• [TEXT EXTRACT]:
* Begin *

Soon after, my father came home from work and presented me with a stack of worn and scratched 45s. “These are for you,” he said. A colleague of his at work had a part-time business in jukeboxes, and these records, my first, were the veritable workhorses sent out to graze after spending months or even years in service on jukeboxes in pubs and clubs around town.
I played all those that could still be played. Three stood out, and they were all by Creedence Clearwater Revival — Green River, Who’ll Stop the Rain and Have You Ever Seen the Rain? The last of these became my favourite. It was slower than the other two, and seemed to have a glory or majesty to its melody and lyric line that went straight to my heart. But beyond the genius of the song, it was the voice of its singer (and songwriter), John Fogerty, that really got to me. It had a size and force that took up all the space coming out of those tiny speakers. I was enthralled by it, and would spend hours playing the record over and over again, digging the rasp, the croon, the side-of-the-mouth joy of his singing.

* End *

• [INFORMATION SHOWN]:
* Begin *

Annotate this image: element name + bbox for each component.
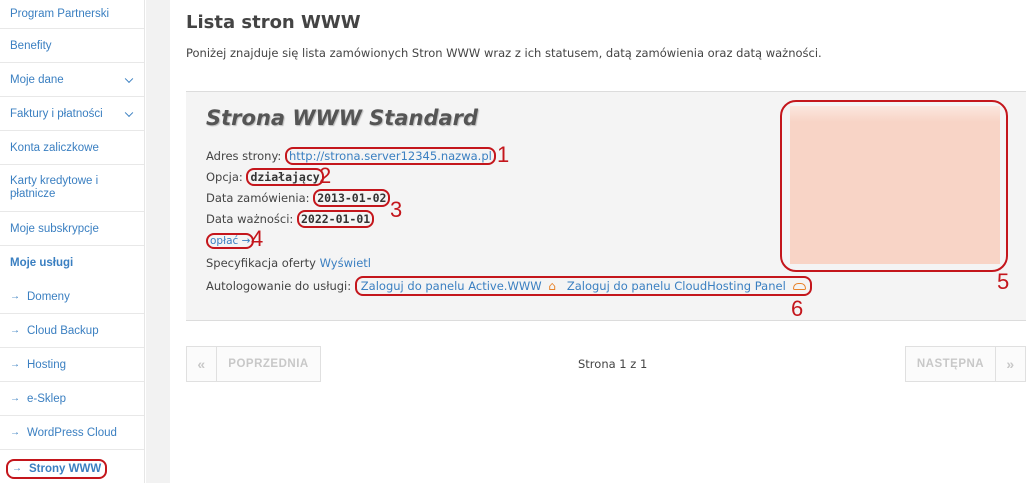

* End *

• [YOUR OBJECTIVE]: Reproduce the passage about the jukebox records word for word, beginning at the words "Soon after, my" and stopping after the words "clubs around town.". Work only from the passage about the jukebox records, not from the lines.

• [WRITTEN ANSWER]:
Soon after, my father came home from work and presented me with a stack of worn and scratched 45s. “These are for you,” he said. A colleague of his at work had a part-time business in jukeboxes, and these records, my first, were the veritable workhorses sent out to graze after spending months or even years in service on jukeboxes in pubs and clubs around town.